GIVEN DATA -
[start]

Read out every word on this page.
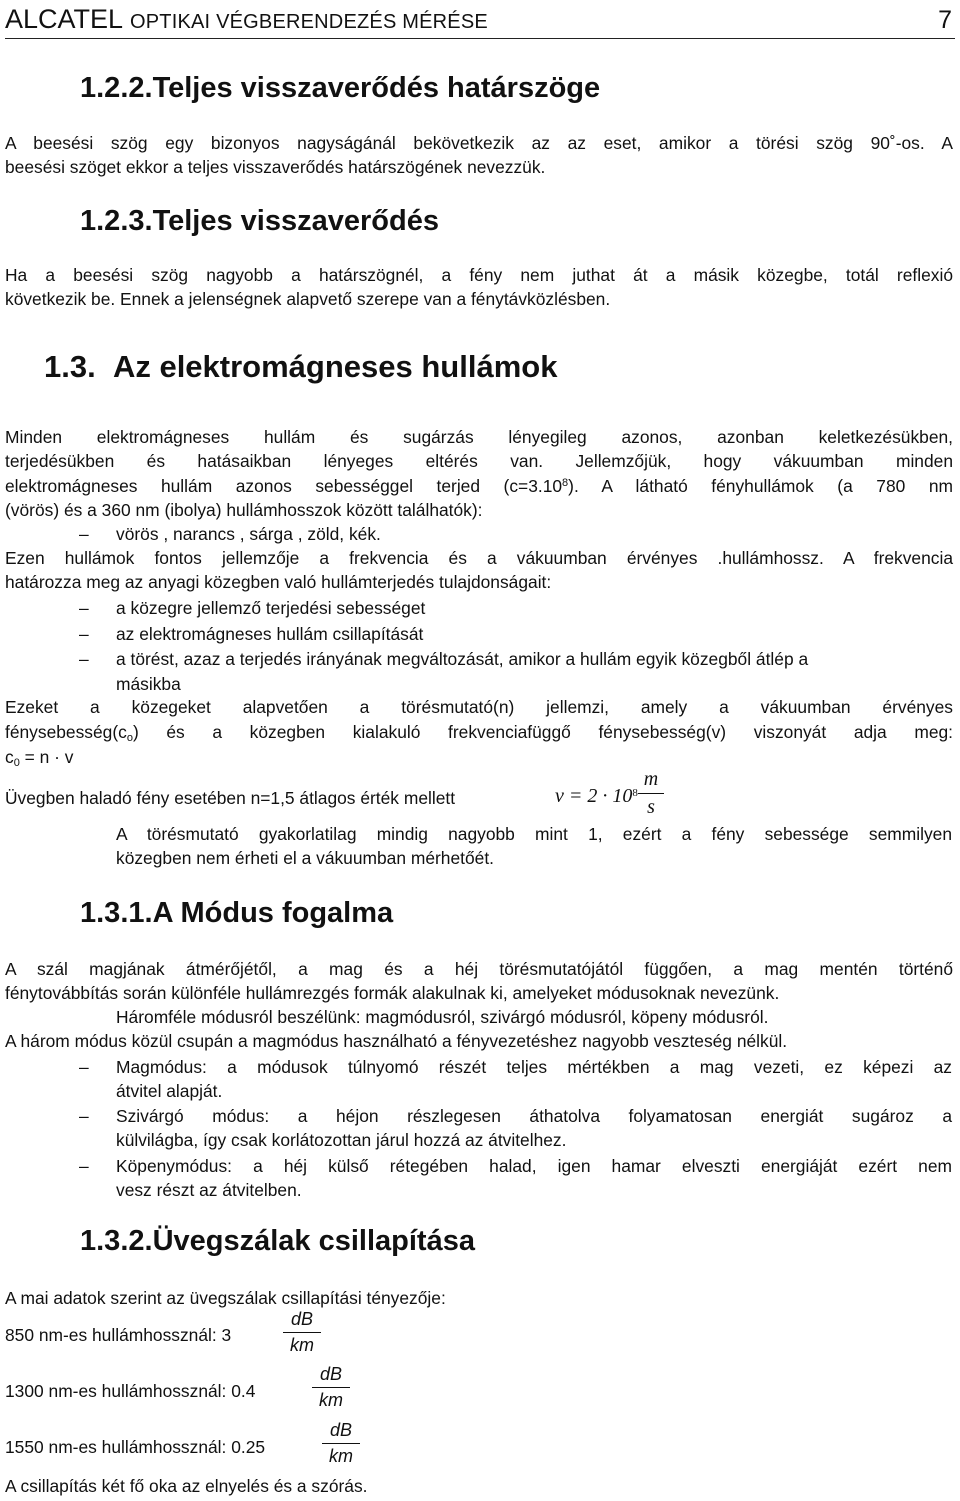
ALCATEL OPTIKAI VÉGBERENDEZÉS MÉRÉSE	7
1.2.2.Teljes visszaverődés határszöge
A beesési szög egy bizonyos nagyságánál bekövetkezik az az eset, amikor a törési szög 90˚-os. A
beesési szöget ekkor a teljes visszaverődés határszögének nevezzük.
1.2.3.Teljes visszaverődés
Ha a beesési szög nagyobb a határszögnél, a fény nem juthat át a másik közegbe, totál reflexió
következik be. Ennek a jelenségnek alapvető szerepe van a fénytávközlésben.
1.3. Az elektromágneses hullámok
Minden elektromágneses hullám és sugárzás lényegileg azonos, azonban keletkezésükben,
terjedésükben és hatásaikban lényeges eltérés van. Jellemzőjük, hogy vákuumban minden
elektromágneses hullám azonos sebességgel terjed $(c=3.10^8)$. A látható fényhullámok (a 780 nm
(vörös) és a 360 nm (ibolya) hullámhosszok között találhatók):
– vörös , narancs , sárga , zöld, kék.
Ezen hullámok fontos jellemzője a frekvencia és a vákuumban érvényes .hullámhossz. A frekvencia
határozza meg az anyagi közegben való hullámterjedés tulajdonságait:
– a közegre jellemző terjedési sebességet
– az elektromágneses hullám csillapítását
– a törést, azaz a terjedés irányának megváltozását, amikor a hullám egyik közegből átlép a
másikba
Ezeket a közegeket alapvetően a törésmutató(n) jellemzi, amely a vákuumban érvényes
$fénysebesség(c_o)$ és a közegben kialakuló frekvenciafüggő fénysebesség(v) viszonyát adja meg:
$c_0 = n \cdot v$
Üvegben haladó fény esetében n=1,5 átlagos érték mellett	$v = 2 \cdot 10^8$
m
s
A törésmutató gyakorlatilag mindig nagyobb mint 1, ezért a fény sebessége semmilyen
közegben nem érheti el a vákuumban mérhetőét.
1.3.1.A Módus fogalma
A szál magjának átmérőjétől, a mag és a héj törésmutatójától függően, a mag mentén történő
fénytovábbítás során különféle hullámrezgés formák alakulnak ki, amelyeket módusoknak nevezünk.
Háromféle módusról beszélünk: magmódusról, szivárgó módusról, köpeny módusról.
A három módus közül csupán a magmódus használható a fényvezetéshez nagyobb veszteség nélkül.
– Magmódus: a módusok túlnyomó részét teljes mértékben a mag vezeti, ez képezi az
átvitel alapját.
– Szivárgó módus: a héjon részlegesen áthatolva folyamatosan energiát sugároz a
külvilágba, így csak korlátozottan járul hozzá az átvitelhez.
– Köpenymódus: a héj külső rétegében halad, igen hamar elveszti energiáját ezért nem
vesz részt az átvitelben.
1.3.2.Üvegszálak csillapítása
A mai adatok szerint az üvegszálak csillapítási tényezője:
850 nm-es hullámhossznál: 3
dB
km
1300 nm-es hullámhossznál: 0.4
dB
km
1550 nm-es hullámhossznál: 0.25
dB
km
A csillapítás két fő oka az elnyelés és a szórás.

[end]

YOUR GOAL -
Above are entries; state the number of lines among them that contain "vákuumban", and nothing else.

CORRECT ANSWER -
4